■ YOUR GOAL ■
Gather the lines from the material that contain "июля".
------------------------------
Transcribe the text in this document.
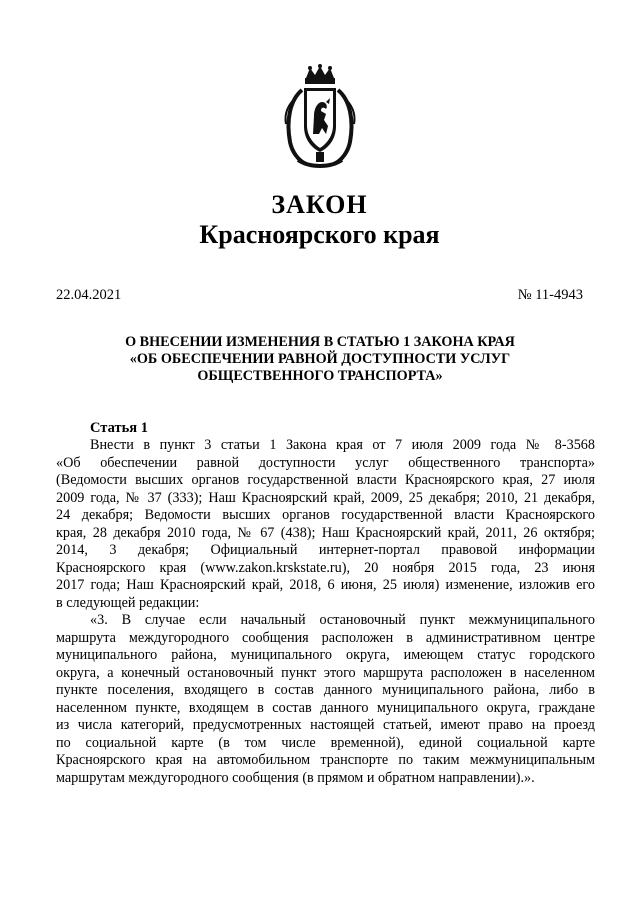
ЗАКОН
Красноярского края
22.04.2021	№ 11-4943
О ВНЕСЕНИИ ИЗМЕНЕНИЯ В СТАТЬЮ 1 ЗАКОНА КРАЯ
«ОБ ОБЕСПЕЧЕНИИ РАВНОЙ ДОСТУПНОСТИ УСЛУГ
ОБЩЕСТВЕННОГО ТРАНСПОРТА»
Статья 1
Внести в пункт 3 статьи 1 Закона края от 7 июля 2009 года № 8-3568
«Об обеспечении равной доступности услуг общественного транспорта»
(Ведомости высших органов государственной власти Красноярского края, 27 июля
2009 года, № 37 (333); Наш Красноярский край, 2009, 25 декабря; 2010, 21 декабря,
24 декабря; Ведомости высших органов государственной власти Красноярского
края, 28 декабря 2010 года, № 67 (438); Наш Красноярский край, 2011, 26 октября;
2014, 3 декабря; Официальный интернет-портал правовой информации
Красноярского края (www.zakon.krskstate.ru), 20 ноября 2015 года, 23 июня
2017 года; Наш Красноярский край, 2018, 6 июня, 25 июля) изменение, изложив его
в следующей редакции:
«3. В случае если начальный остановочный пункт межмуниципального
маршрута междугородного сообщения расположен в административном центре
муниципального района, муниципального округа, имеющем статус городского
округа, а конечный остановочный пункт этого маршрута расположен в населенном
пункте поселения, входящего в состав данного муниципального района, либо в
населенном пункте, входящем в состав данного муниципального округа, граждане
из числа категорий, предусмотренных настоящей статьей, имеют право на проезд
по социальной карте (в том числе временной), единой социальной карте
Красноярского края на автомобильном транспорте по таким межмуниципальным
маршрутам междугородного сообщения (в прямом и обратном направлении).».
------------------------------
■ EXERCISE SOLUTION ■
Внести в пункт 3 статьи 1 Закона края от 7 июля 2009 года № 8-3568
(Ведомости высших органов государственной власти Красноярского края, 27 июля
2017 года; Наш Красноярский край, 2018, 6 июня, 25 июля) изменение, изложив его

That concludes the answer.